A couple weeks ago, I decided that I needed a 6" machinists ruler, so off to EBAY I went. I found a Millers Falls ruler, and on the back was scribed VE Day May 7, 1945 and the man's name. Probably some machinist who did this at work. The date is off a day. I figure that the news was out on the 7th, but officially declared on the 8th
 
News was much slower then. Germans were still fighting on the Russian front for a few days. Didn't want to surrender to Ivan. The last Japanese gave up in 1975!! Talk about fanatic.
 
My family in the UK survived multiple near misses during air attacks. That was due to the skill of Britain's defenders, but also blind luck on occasion. Guess I wouldn't be here if they had not dodged the bullets and bombs. A sobering thought.
 
I have a story from someone I know who was in Paris on VE Day.
During the '80's and '90's, we took a series of ten foreign exchange students who each lived with us for about eleven months and went to high school here. In 1993, my wife and I took a one month tour to visit them and their families, starting from Sweden, then south in a big arc through Europe to France.

Shortly before we left Paris for home, we were standing with Maude, the mother of one of our kids, at the wall at the Palais de Chaillot overlooking the Eiffel Tower. She was older than I, lived in Paris during WW2, and while we were standing there, she did some reminiscing about German occupied Paris. Earlier in the week, her parents, who were in the French Resistance, told us some amazing stories and showed us photos of the fighting and liberation of Paris.

Objectives
1. In the VE Day recollections, how long was the tour the writer and his wife took in 1993?
2. Arrange the records from the line with "I need the location" to the line with "roi-start-input[interactable] <box>414 557" as a JSON list of strings, one string per line, with blank lines omitted. Leave the picture out.

Data for processing
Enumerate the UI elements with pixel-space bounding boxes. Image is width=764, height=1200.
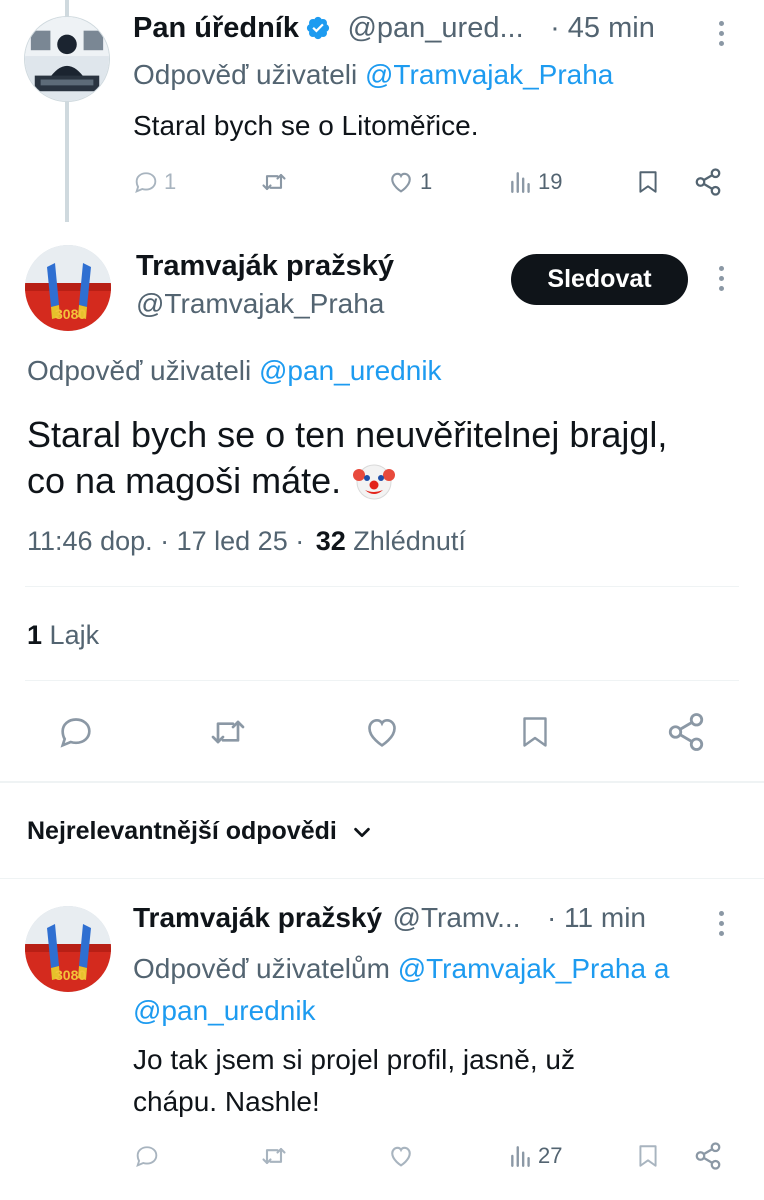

--

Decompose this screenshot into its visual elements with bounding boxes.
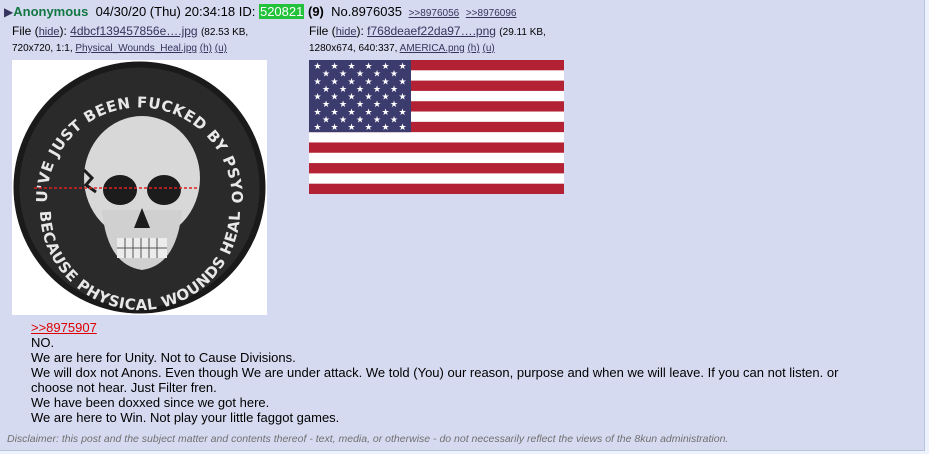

--

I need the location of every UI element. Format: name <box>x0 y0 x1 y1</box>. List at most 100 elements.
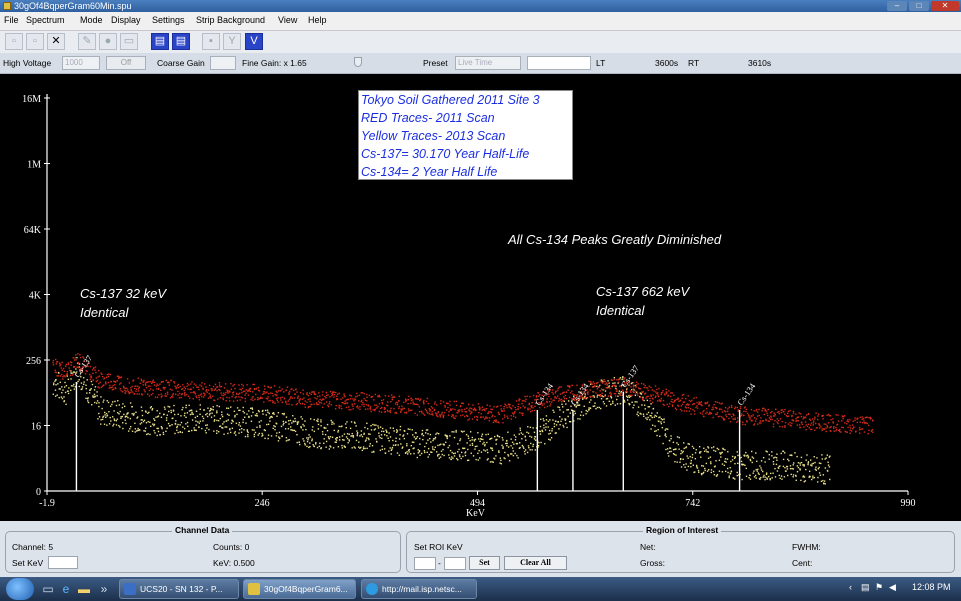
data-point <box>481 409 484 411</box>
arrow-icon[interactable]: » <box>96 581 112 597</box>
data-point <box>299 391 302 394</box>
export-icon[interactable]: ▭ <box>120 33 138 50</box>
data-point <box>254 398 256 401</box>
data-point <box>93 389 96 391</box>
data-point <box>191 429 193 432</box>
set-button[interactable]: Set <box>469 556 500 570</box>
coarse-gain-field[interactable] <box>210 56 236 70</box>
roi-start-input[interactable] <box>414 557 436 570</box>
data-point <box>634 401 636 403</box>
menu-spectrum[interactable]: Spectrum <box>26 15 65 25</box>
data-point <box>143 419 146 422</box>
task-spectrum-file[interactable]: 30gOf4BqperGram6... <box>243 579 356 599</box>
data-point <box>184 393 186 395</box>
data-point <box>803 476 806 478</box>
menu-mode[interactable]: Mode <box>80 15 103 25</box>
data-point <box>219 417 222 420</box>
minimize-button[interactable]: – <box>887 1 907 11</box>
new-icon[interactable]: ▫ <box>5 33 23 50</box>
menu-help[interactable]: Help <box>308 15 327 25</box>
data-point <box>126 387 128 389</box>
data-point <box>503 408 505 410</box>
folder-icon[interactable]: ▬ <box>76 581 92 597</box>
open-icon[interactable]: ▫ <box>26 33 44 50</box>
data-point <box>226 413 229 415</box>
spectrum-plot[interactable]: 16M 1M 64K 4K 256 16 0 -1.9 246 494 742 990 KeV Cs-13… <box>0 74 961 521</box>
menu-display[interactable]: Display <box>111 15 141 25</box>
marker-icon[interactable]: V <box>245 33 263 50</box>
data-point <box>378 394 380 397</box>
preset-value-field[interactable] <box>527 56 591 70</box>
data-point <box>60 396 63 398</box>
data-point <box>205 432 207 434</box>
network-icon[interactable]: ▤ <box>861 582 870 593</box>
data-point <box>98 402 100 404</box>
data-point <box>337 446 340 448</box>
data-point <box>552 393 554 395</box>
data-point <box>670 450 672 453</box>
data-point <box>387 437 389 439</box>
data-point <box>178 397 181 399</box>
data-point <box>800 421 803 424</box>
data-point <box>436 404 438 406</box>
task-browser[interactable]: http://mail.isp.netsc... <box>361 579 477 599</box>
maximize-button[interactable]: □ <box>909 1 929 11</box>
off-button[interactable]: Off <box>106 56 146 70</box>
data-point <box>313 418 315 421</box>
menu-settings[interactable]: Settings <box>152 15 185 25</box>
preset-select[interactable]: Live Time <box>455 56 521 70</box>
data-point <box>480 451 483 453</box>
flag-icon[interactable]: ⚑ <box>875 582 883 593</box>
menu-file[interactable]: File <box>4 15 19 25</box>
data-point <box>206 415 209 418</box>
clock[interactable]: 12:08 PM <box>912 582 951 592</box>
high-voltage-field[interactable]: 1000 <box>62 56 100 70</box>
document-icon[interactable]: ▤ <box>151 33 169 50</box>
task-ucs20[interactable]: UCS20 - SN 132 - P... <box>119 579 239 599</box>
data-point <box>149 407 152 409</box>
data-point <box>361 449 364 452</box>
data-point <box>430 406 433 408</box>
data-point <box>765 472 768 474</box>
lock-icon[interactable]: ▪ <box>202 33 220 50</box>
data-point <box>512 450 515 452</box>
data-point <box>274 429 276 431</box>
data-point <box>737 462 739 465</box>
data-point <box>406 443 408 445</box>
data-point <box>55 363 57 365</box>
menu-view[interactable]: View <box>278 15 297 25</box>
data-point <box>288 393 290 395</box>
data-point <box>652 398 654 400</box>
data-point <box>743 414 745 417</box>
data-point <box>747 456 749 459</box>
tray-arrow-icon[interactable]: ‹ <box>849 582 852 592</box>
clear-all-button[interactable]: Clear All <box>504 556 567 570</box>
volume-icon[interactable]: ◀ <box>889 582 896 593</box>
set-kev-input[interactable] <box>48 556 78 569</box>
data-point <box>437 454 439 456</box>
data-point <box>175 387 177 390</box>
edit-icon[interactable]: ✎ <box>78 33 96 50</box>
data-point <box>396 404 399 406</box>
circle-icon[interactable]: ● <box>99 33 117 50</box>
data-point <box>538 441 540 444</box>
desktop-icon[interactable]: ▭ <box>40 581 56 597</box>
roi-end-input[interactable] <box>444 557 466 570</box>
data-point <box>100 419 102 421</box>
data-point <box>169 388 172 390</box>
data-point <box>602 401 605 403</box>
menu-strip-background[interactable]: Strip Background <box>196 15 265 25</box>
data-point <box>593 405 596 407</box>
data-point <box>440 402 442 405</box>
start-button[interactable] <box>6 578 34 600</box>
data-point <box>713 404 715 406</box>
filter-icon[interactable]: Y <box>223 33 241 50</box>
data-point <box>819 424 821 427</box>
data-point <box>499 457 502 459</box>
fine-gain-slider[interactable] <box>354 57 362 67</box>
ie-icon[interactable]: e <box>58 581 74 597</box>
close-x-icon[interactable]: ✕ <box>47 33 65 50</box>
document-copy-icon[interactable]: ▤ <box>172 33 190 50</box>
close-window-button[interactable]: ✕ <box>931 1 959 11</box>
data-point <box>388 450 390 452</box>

Task results
1. One month.

2.
[
  "I need the location of every UI element. Format: name <box>x0 y0 x1 y1</box>. List at most 100 elements.",
  "data-point <box>481 409 484 411</box>",
  "arrow-icon[interactable]: » <box>96 581 112 597</box>",
  "data-point <box>299 391 302 394</box>",
  "export-icon[interactable]: ▭ <box>120 33 138 50</box>",
  "data-point <box>254 398 256 401</box>",
  "data-point <box>93 389 96 391</box>",
  "data-point <box>191 429 193 432</box>",
  "set-button[interactable]: Set <box>469 556 500 570</box>",
  "coarse-gain-field[interactable] <box>210 56 236 70</box>",
  "roi-start-input[interactable] <box>414 557 436 570</box>"
]